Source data

>>>>>

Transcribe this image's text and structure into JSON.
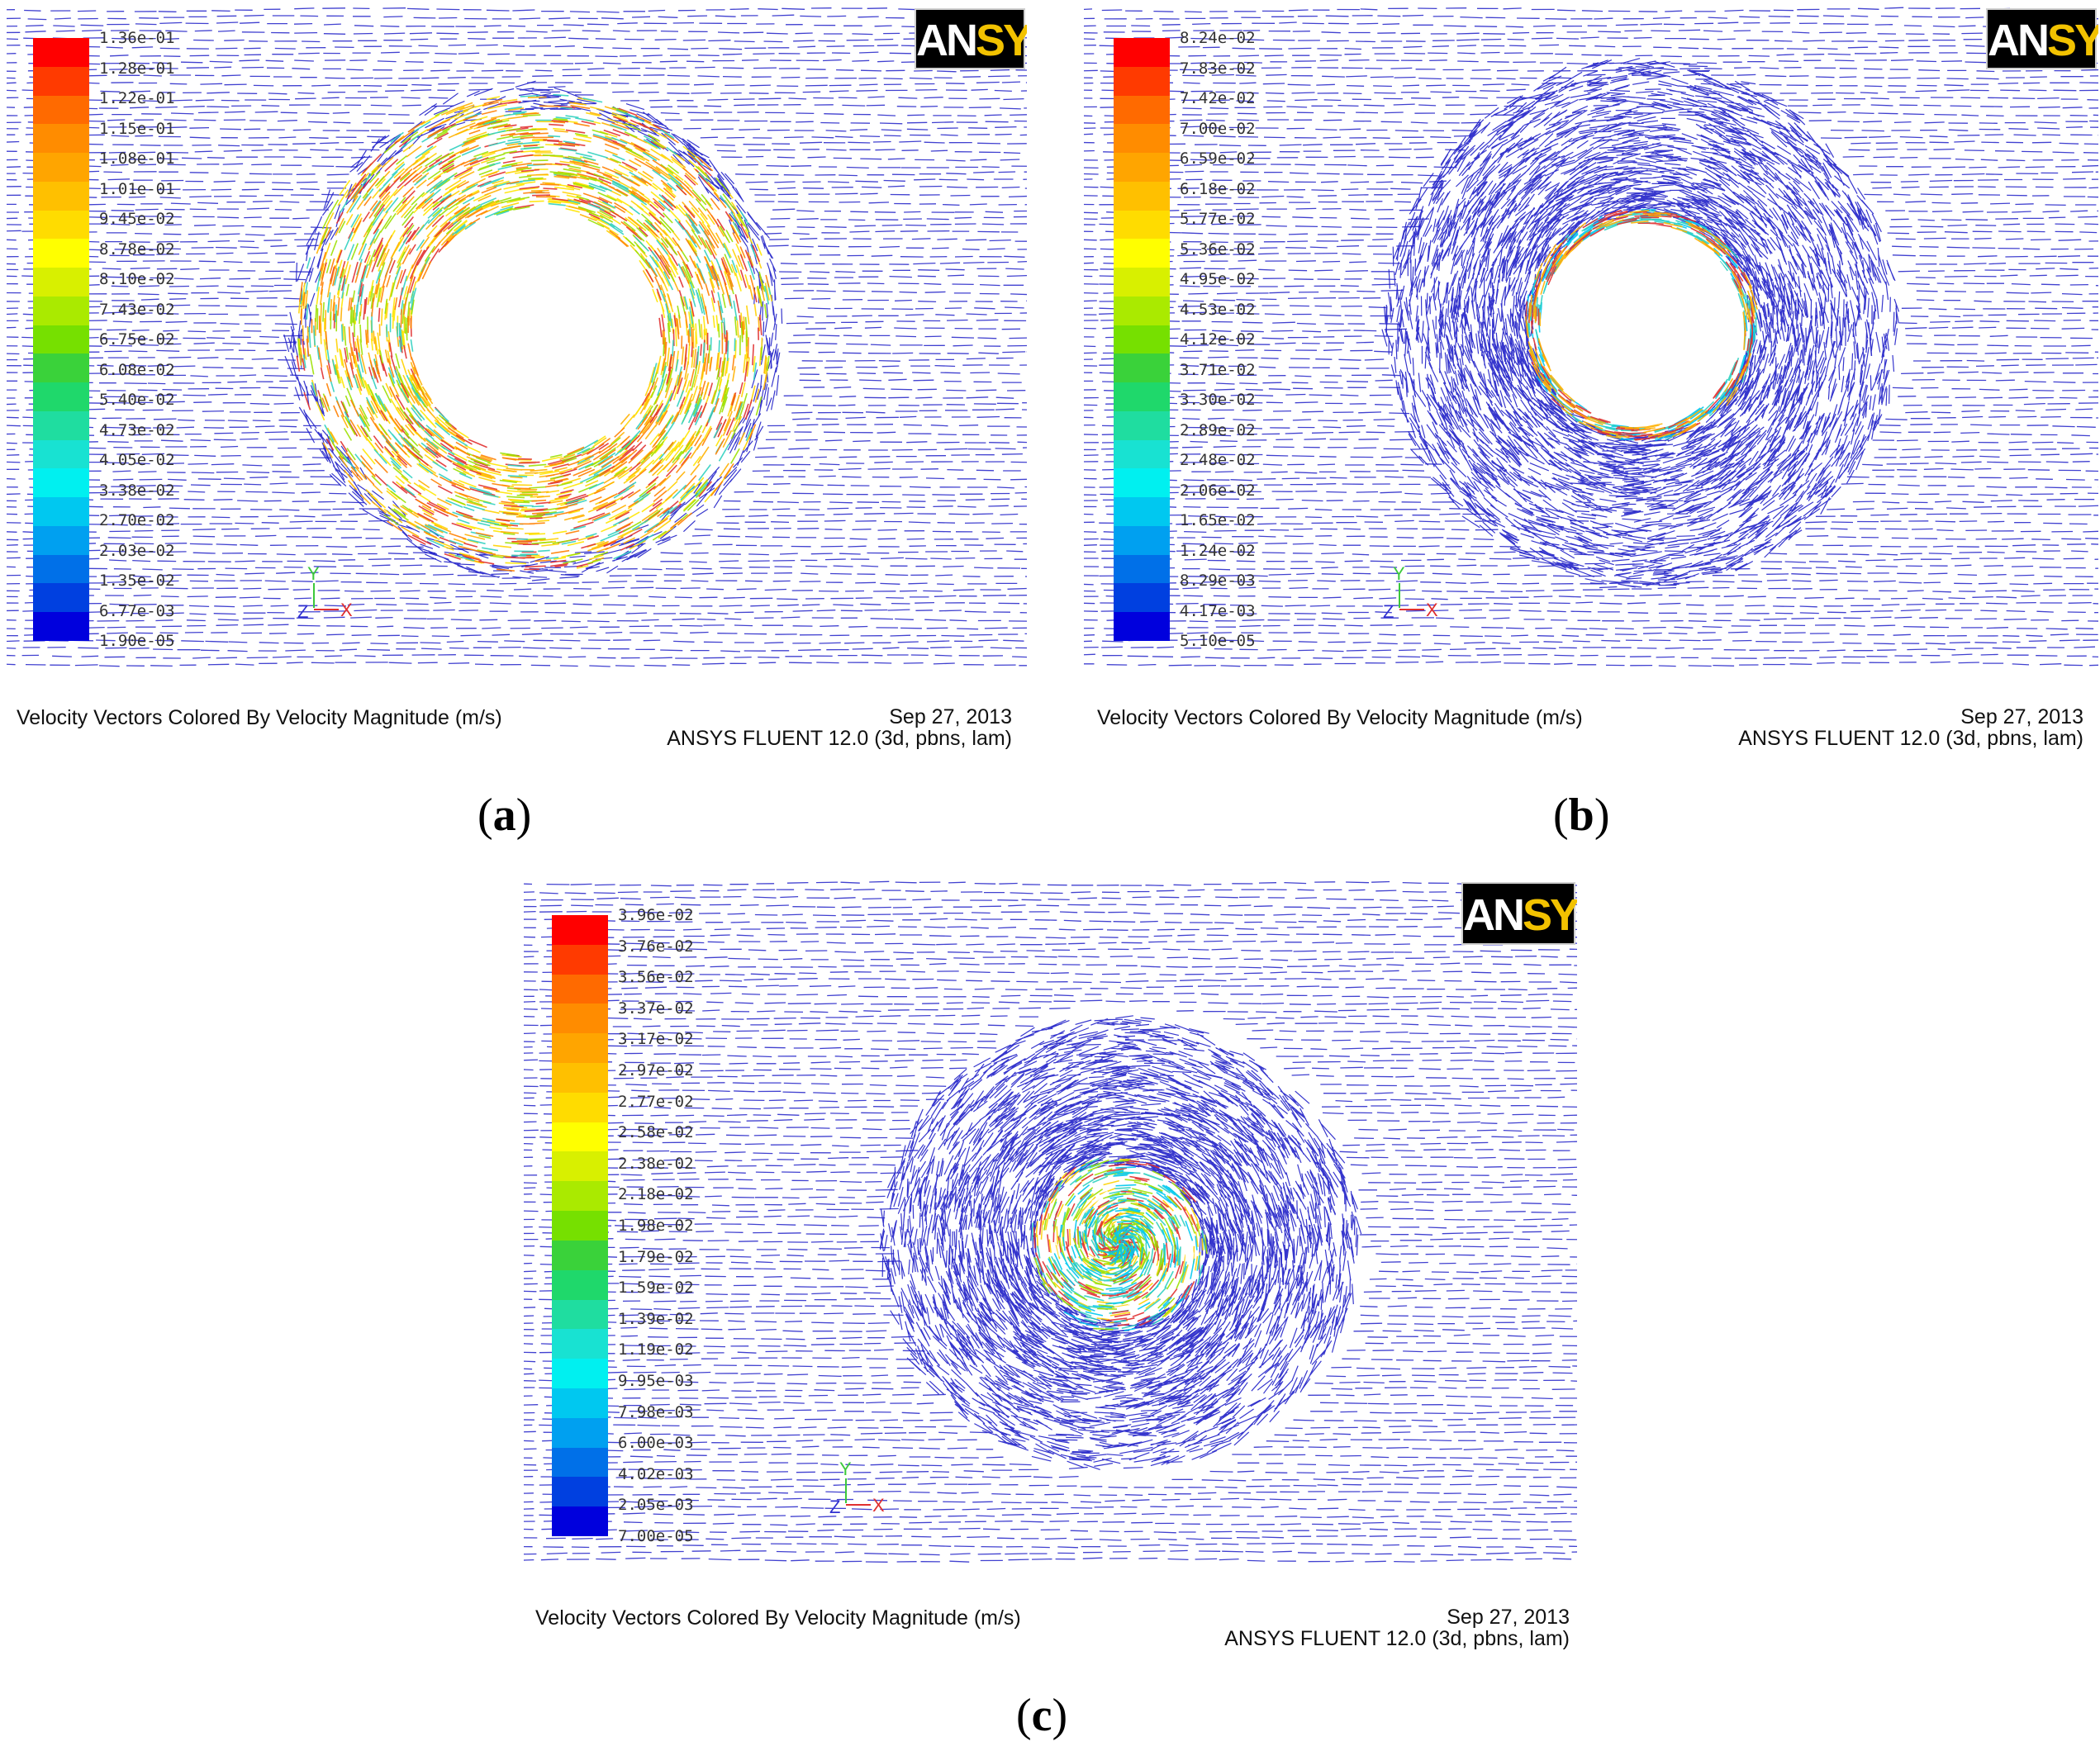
{
  "figure": {
    "panels": [
      {
        "id": "a",
        "caption_open": "(",
        "caption_letter": "a",
        "caption_close": ")",
        "title": "Velocity Vectors Colored By Velocity Magnitude (m/s)",
        "date": "Sep 27, 2013",
        "solver": "ANSYS FLUENT 12.0 (3d, pbns, lam)",
        "logo_a": "AN",
        "logo_b": "SYS",
        "axis_y": "Y",
        "axis_z": "Z",
        "axis_x": "X",
        "legend_ticks": [
          "1.36e-01",
          "1.28e-01",
          "1.22e-01",
          "1.15e-01",
          "1.08e-01",
          "1.01e-01",
          "9.45e-02",
          "8.78e-02",
          "8.10e-02",
          "7.43e-02",
          "6.75e-02",
          "6.08e-02",
          "5.40e-02",
          "4.73e-02",
          "4.05e-02",
          "3.38e-02",
          "2.70e-02",
          "2.03e-02",
          "1.35e-02",
          "6.77e-03",
          "1.90e-05"
        ]
      },
      {
        "id": "b",
        "caption_open": "(",
        "caption_letter": "b",
        "caption_close": ")",
        "title": "Velocity Vectors Colored By Velocity Magnitude (m/s)",
        "date": "Sep 27, 2013",
        "solver": "ANSYS FLUENT 12.0 (3d, pbns, lam)",
        "logo_a": "AN",
        "logo_b": "SYS",
        "axis_y": "Y",
        "axis_z": "Z",
        "axis_x": "X",
        "legend_ticks": [
          "8.24e-02",
          "7.83e-02",
          "7.42e-02",
          "7.00e-02",
          "6.59e-02",
          "6.18e-02",
          "5.77e-02",
          "5.36e-02",
          "4.95e-02",
          "4.53e-02",
          "4.12e-02",
          "3.71e-02",
          "3.30e-02",
          "2.89e-02",
          "2.48e-02",
          "2.06e-02",
          "1.65e-02",
          "1.24e-02",
          "8.29e-03",
          "4.17e-03",
          "5.10e-05"
        ]
      },
      {
        "id": "c",
        "caption_open": "(",
        "caption_letter": "c",
        "caption_close": ")",
        "title": "Velocity Vectors Colored By Velocity Magnitude (m/s)",
        "date": "Sep 27, 2013",
        "solver": "ANSYS FLUENT 12.0 (3d, pbns, lam)",
        "logo_a": "AN",
        "logo_b": "SYS",
        "axis_y": "Y",
        "axis_z": "Z",
        "axis_x": "X",
        "legend_ticks": [
          "3.96e-02",
          "3.76e-02",
          "3.56e-02",
          "3.37e-02",
          "3.17e-02",
          "2.97e-02",
          "2.77e-02",
          "2.58e-02",
          "2.38e-02",
          "2.18e-02",
          "1.98e-02",
          "1.79e-02",
          "1.59e-02",
          "1.39e-02",
          "1.19e-02",
          "9.95e-03",
          "7.98e-03",
          "6.00e-03",
          "4.02e-03",
          "2.05e-03",
          "7.00e-05"
        ]
      }
    ],
    "colormap": [
      "#ff0000",
      "#ff3a00",
      "#ff6a00",
      "#ff8c00",
      "#ffa500",
      "#ffc000",
      "#ffdc00",
      "#ffff00",
      "#d8f000",
      "#aaea00",
      "#76e000",
      "#3ad23a",
      "#1fd86b",
      "#1fdda0",
      "#18e2d2",
      "#00f0f0",
      "#00c8f0",
      "#00a0f0",
      "#0070e8",
      "#0040e0",
      "#0000dd"
    ],
    "field_color": "#2020c8"
  }
}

<<<<<

PROBLEM:
Your copy should match the entries exactly, minus the pictures.

EXERCISE SOLUTION:
Transcribe this image's text and structure into JSON.
{
  "figure": {
    "panels": [
      {
        "id": "a",
        "caption_open": "(",
        "caption_letter": "a",
        "caption_close": ")",
        "title": "Velocity Vectors Colored By Velocity Magnitude (m/s)",
        "date": "Sep 27, 2013",
        "solver": "ANSYS FLUENT 12.0 (3d, pbns, lam)",
        "logo_a": "AN",
        "logo_b": "SYS",
        "axis_y": "Y",
        "axis_z": "Z",
        "axis_x": "X",
        "legend_ticks": [
          "1.36e-01",
          "1.28e-01",
          "1.22e-01",
          "1.15e-01",
          "1.08e-01",
          "1.01e-01",
          "9.45e-02",
          "8.78e-02",
          "8.10e-02",
          "7.43e-02",
          "6.75e-02",
          "6.08e-02",
          "5.40e-02",
          "4.73e-02",
          "4.05e-02",
          "3.38e-02",
          "2.70e-02",
          "2.03e-02",
          "1.35e-02",
          "6.77e-03",
          "1.90e-05"
        ]
      },
      {
        "id": "b",
        "caption_open": "(",
        "caption_letter": "b",
        "caption_close": ")",
        "title": "Velocity Vectors Colored By Velocity Magnitude (m/s)",
        "date": "Sep 27, 2013",
        "solver": "ANSYS FLUENT 12.0 (3d, pbns, lam)",
        "logo_a": "AN",
        "logo_b": "SYS",
        "axis_y": "Y",
        "axis_z": "Z",
        "axis_x": "X",
        "legend_ticks": [
          "8.24e-02",
          "7.83e-02",
          "7.42e-02",
          "7.00e-02",
          "6.59e-02",
          "6.18e-02",
          "5.77e-02",
          "5.36e-02",
          "4.95e-02",
          "4.53e-02",
          "4.12e-02",
          "3.71e-02",
          "3.30e-02",
          "2.89e-02",
          "2.48e-02",
          "2.06e-02",
          "1.65e-02",
          "1.24e-02",
          "8.29e-03",
          "4.17e-03",
          "5.10e-05"
        ]
      },
      {
        "id": "c",
        "caption_open": "(",
        "caption_letter": "c",
        "caption_close": ")",
        "title": "Velocity Vectors Colored By Velocity Magnitude (m/s)",
        "date": "Sep 27, 2013",
        "solver": "ANSYS FLUENT 12.0 (3d, pbns, lam)",
        "logo_a": "AN",
        "logo_b": "SYS",
        "axis_y": "Y",
        "axis_z": "Z",
        "axis_x": "X",
        "legend_ticks": [
          "3.96e-02",
          "3.76e-02",
          "3.56e-02",
          "3.37e-02",
          "3.17e-02",
          "2.97e-02",
          "2.77e-02",
          "2.58e-02",
          "2.38e-02",
          "2.18e-02",
          "1.98e-02",
          "1.79e-02",
          "1.59e-02",
          "1.39e-02",
          "1.19e-02",
          "9.95e-03",
          "7.98e-03",
          "6.00e-03",
          "4.02e-03",
          "2.05e-03",
          "7.00e-05"
        ]
      }
    ],
    "colormap": [
      "#ff0000",
      "#ff3a00",
      "#ff6a00",
      "#ff8c00",
      "#ffa500",
      "#ffc000",
      "#ffdc00",
      "#ffff00",
      "#d8f000",
      "#aaea00",
      "#76e000",
      "#3ad23a",
      "#1fd86b",
      "#1fdda0",
      "#18e2d2",
      "#00f0f0",
      "#00c8f0",
      "#00a0f0",
      "#0070e8",
      "#0040e0",
      "#0000dd"
    ],
    "field_color": "#2020c8"
  }
}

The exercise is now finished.